> Requirement: Collect every row below that contains the word "сердца", treating uppercase and lowercase as different.

--------------------

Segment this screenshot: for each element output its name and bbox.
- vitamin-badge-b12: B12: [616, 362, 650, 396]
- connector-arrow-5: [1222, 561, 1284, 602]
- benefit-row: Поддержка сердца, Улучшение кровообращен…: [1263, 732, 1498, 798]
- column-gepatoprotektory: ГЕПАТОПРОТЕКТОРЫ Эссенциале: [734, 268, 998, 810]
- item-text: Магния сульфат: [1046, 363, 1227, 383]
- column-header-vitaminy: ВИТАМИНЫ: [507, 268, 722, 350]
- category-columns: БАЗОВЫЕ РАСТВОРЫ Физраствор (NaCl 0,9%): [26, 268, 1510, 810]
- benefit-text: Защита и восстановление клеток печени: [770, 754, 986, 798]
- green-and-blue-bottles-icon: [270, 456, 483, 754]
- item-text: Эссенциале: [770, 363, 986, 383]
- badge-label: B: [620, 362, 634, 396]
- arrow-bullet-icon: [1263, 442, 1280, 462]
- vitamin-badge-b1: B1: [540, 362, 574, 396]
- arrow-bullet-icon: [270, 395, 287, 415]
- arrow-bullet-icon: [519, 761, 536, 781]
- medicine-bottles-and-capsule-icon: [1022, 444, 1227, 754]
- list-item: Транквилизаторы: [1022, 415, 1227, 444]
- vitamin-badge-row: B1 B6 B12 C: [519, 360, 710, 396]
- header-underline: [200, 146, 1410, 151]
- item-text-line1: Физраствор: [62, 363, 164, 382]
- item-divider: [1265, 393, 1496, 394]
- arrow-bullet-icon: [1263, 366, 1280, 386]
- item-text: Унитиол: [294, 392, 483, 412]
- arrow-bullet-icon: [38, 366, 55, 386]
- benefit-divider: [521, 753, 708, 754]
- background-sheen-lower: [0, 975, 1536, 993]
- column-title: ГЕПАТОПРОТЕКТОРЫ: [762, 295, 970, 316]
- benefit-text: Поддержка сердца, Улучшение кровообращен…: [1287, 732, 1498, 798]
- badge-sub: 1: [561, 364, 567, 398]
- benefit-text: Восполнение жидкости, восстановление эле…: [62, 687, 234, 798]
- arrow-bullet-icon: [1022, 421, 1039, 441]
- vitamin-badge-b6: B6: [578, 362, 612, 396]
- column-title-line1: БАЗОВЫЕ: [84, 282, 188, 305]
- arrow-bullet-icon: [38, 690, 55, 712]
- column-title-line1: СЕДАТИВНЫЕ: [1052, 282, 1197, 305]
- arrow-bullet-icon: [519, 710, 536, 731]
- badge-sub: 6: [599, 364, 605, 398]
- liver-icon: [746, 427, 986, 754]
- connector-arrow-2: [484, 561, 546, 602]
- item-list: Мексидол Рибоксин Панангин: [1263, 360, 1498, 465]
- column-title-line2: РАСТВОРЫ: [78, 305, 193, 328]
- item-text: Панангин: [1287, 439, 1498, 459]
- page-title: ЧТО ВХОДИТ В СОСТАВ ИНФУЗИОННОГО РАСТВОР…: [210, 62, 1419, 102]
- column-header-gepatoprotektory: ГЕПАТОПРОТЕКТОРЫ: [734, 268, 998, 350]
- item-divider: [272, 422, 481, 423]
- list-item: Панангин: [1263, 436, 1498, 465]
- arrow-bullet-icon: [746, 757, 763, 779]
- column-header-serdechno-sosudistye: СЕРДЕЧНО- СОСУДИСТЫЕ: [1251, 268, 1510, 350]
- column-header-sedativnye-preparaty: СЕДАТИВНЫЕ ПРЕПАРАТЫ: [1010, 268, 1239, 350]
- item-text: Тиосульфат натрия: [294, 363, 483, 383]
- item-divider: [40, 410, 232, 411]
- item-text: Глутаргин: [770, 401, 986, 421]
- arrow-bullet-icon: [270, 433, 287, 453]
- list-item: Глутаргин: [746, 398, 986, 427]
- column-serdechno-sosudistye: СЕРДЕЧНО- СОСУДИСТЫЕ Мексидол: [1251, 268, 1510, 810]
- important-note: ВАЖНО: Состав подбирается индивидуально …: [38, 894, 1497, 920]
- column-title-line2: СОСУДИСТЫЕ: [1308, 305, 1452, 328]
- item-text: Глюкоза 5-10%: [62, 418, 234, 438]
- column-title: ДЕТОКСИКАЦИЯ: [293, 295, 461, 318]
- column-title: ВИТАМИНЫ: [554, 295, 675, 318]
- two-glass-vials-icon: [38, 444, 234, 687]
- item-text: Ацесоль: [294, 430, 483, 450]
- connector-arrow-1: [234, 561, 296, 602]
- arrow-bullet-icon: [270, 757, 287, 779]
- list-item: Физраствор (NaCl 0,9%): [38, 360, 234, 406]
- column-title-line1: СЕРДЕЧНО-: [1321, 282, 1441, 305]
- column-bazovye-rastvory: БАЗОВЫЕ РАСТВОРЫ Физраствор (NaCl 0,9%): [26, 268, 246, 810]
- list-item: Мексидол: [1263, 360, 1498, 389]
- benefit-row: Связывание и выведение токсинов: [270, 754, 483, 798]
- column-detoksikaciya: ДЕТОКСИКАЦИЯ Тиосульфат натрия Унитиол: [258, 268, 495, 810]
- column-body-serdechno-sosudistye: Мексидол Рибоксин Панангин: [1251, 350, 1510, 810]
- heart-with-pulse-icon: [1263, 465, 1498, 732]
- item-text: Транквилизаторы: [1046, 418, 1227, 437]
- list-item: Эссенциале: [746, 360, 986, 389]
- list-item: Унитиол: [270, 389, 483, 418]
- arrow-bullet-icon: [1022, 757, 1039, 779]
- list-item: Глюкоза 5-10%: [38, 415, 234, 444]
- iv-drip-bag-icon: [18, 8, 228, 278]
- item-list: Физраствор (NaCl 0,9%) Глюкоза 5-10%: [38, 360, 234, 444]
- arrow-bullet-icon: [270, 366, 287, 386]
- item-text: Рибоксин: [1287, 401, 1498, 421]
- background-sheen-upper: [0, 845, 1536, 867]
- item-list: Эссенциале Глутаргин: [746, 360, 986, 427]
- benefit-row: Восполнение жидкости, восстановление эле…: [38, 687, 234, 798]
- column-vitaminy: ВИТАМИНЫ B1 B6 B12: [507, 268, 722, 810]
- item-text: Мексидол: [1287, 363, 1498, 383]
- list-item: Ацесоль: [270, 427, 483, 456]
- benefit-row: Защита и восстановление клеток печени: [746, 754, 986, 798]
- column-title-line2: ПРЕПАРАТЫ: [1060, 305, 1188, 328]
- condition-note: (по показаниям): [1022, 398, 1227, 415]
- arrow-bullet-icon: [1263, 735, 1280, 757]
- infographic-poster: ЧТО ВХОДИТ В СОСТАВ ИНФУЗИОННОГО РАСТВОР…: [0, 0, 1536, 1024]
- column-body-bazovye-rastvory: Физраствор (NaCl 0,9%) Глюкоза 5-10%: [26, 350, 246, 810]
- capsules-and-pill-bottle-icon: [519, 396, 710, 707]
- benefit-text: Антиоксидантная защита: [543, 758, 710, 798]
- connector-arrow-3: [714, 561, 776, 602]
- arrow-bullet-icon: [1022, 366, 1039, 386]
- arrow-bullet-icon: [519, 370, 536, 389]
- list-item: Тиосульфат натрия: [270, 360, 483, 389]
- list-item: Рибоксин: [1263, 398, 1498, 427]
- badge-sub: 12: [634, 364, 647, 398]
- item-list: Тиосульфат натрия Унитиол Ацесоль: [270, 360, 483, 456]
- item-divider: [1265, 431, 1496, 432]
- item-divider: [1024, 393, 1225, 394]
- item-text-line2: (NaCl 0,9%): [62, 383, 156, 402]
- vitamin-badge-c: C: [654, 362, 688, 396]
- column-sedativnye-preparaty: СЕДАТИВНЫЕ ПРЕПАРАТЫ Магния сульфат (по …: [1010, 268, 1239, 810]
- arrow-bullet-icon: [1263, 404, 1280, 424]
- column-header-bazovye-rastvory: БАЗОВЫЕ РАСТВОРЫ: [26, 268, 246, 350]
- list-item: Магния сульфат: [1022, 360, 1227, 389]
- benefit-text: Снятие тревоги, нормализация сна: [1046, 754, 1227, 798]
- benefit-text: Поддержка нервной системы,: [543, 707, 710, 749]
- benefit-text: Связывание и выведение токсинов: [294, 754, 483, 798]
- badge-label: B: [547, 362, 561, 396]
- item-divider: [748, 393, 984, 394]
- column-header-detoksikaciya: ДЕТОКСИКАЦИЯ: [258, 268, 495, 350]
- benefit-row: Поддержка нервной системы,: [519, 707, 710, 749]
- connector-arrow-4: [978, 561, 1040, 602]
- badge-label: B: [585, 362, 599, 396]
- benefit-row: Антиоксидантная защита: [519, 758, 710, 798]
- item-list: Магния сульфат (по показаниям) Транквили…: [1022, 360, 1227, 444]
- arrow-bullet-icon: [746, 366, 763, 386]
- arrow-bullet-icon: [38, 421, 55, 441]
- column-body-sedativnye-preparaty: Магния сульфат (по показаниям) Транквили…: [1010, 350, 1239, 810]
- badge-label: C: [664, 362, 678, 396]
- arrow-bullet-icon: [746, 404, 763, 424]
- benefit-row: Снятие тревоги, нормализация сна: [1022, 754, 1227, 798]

--------------------

> Solution to the problem:
- benefit-row: Поддержка сердца, Улучшение кровообращен…: [1263, 732, 1498, 798]
- benefit-text: Поддержка сердца, Улучшение кровообращен…: [1287, 732, 1498, 798]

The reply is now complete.